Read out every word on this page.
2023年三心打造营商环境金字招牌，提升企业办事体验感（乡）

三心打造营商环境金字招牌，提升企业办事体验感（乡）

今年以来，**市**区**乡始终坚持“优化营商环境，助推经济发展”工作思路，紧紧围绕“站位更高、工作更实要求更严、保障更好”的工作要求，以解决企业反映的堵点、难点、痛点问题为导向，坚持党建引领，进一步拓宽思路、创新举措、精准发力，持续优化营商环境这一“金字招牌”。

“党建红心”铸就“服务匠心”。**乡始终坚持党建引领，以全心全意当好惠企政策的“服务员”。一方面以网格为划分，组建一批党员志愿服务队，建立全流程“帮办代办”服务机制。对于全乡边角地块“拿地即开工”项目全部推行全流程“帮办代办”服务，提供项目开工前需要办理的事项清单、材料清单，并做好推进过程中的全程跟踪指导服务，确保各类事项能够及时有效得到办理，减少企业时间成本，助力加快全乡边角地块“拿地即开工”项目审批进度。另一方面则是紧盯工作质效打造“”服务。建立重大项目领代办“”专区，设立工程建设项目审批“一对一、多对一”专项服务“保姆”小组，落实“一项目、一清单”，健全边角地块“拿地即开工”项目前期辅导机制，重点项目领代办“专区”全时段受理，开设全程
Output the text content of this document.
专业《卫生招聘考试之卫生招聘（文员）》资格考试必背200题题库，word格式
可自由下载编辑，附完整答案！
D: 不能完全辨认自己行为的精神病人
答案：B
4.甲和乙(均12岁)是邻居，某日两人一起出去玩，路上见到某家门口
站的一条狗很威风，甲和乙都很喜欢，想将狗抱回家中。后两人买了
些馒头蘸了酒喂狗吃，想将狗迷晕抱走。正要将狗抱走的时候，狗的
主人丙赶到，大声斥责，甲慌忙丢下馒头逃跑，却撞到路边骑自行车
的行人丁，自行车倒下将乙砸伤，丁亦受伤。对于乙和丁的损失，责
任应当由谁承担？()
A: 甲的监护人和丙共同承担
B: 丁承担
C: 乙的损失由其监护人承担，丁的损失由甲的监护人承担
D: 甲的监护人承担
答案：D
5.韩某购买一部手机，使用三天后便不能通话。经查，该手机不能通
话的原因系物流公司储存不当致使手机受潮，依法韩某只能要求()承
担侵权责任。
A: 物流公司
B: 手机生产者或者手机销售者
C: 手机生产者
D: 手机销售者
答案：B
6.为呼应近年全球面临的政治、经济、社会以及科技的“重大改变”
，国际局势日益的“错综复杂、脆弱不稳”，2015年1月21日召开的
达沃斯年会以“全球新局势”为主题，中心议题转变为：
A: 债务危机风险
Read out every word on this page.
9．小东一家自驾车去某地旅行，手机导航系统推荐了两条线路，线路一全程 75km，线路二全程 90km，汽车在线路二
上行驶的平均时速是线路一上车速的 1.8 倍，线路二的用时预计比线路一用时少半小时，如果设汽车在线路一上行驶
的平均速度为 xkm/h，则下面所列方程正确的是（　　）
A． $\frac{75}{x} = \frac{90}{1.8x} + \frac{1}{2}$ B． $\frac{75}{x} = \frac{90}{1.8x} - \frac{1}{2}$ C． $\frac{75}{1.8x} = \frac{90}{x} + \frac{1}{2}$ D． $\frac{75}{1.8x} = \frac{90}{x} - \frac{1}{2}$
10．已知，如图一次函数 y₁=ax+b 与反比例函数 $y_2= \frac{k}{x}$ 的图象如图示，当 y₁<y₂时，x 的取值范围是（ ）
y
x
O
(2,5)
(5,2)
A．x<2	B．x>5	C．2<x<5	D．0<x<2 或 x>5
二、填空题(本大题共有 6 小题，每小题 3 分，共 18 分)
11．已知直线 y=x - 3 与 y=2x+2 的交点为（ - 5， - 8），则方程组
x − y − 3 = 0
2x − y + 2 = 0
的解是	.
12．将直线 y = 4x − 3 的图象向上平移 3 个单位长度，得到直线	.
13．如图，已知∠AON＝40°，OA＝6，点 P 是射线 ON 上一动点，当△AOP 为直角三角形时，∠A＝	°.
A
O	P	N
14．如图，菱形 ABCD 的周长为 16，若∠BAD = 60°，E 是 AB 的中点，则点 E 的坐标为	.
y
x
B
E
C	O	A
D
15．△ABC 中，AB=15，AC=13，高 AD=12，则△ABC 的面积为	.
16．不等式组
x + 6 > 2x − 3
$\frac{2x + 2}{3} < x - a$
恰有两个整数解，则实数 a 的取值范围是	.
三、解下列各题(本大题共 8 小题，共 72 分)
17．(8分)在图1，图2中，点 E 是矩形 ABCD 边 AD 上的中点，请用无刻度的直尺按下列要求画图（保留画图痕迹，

**SET PROBLEM**
Repeat exactly the lines from the one containing "Output the text content of this document." through the last line of the records above, both included, and nothing else.

**EXERCISE ANSWER**
Output the text content of this document.
专业《卫生招聘考试之卫生招聘（文员）》资格考试必背200题题库，word格式
可自由下载编辑，附完整答案！
D: 不能完全辨认自己行为的精神病人
答案：B
4.甲和乙(均12岁)是邻居，某日两人一起出去玩，路上见到某家门口
站的一条狗很威风，甲和乙都很喜欢，想将狗抱回家中。后两人买了
些馒头蘸了酒喂狗吃，想将狗迷晕抱走。正要将狗抱走的时候，狗的
主人丙赶到，大声斥责，甲慌忙丢下馒头逃跑，却撞到路边骑自行车
的行人丁，自行车倒下将乙砸伤，丁亦受伤。对于乙和丁的损失，责
任应当由谁承担？()
A: 甲的监护人和丙共同承担
B: 丁承担
C: 乙的损失由其监护人承担，丁的损失由甲的监护人承担
D: 甲的监护人承担
答案：D
5.韩某购买一部手机，使用三天后便不能通话。经查，该手机不能通
话的原因系物流公司储存不当致使手机受潮，依法韩某只能要求()承
担侵权责任。
A: 物流公司
B: 手机生产者或者手机销售者
C: 手机生产者
D: 手机销售者
答案：B
6.为呼应近年全球面临的政治、经济、社会以及科技的“重大改变”
，国际局势日益的“错综复杂、脆弱不稳”，2015年1月21日召开的
达沃斯年会以“全球新局势”为主题，中心议题转变为：
A: 债务危机风险
Read out every word on this page.
9．小东一家自驾车去某地旅行，手机导航系统推荐了两条线路，线路一全程 75km，线路二全程 90km，汽车在线路二
上行驶的平均时速是线路一上车速的 1.8 倍，线路二的用时预计比线路一用时少半小时，如果设汽车在线路一上行驶
的平均速度为 xkm/h，则下面所列方程正确的是（　　）
A． $\frac{75}{x} = \frac{90}{1.8x} + \frac{1}{2}$ B． $\frac{75}{x} = \frac{90}{1.8x} - \frac{1}{2}$ C． $\frac{75}{1.8x} = \frac{90}{x} + \frac{1}{2}$ D． $\frac{75}{1.8x} = \frac{90}{x} - \frac{1}{2}$
10．已知，如图一次函数 y₁=ax+b 与反比例函数 $y_2= \frac{k}{x}$ 的图象如图示，当 y₁<y₂时，x 的取值范围是（ ）
y
x
O
(2,5)
(5,2)
A．x<2	B．x>5	C．2<x<5	D．0<x<2 或 x>5
二、填空题(本大题共有 6 小题，每小题 3 分，共 18 分)
11．已知直线 y=x - 3 与 y=2x+2 的交点为（ - 5， - 8），则方程组
x − y − 3 = 0
2x − y + 2 = 0
的解是	.
12．将直线 y = 4x − 3 的图象向上平移 3 个单位长度，得到直线	.
13．如图，已知∠AON＝40°，OA＝6，点 P 是射线 ON 上一动点，当△AOP 为直角三角形时，∠A＝	°.
A
O	P	N
14．如图，菱形 ABCD 的周长为 16，若∠BAD = 60°，E 是 AB 的中点，则点 E 的坐标为	.
y
x
B
E
C	O	A
D
15．△ABC 中，AB=15，AC=13，高 AD=12，则△ABC 的面积为	.
16．不等式组
x + 6 > 2x − 3
$\frac{2x + 2}{3} < x - a$
恰有两个整数解，则实数 a 的取值范围是	.
三、解下列各题(本大题共 8 小题，共 72 分)
17．(8分)在图1，图2中，点 E 是矩形 ABCD 边 AD 上的中点，请用无刻度的直尺按下列要求画图（保留画图痕迹，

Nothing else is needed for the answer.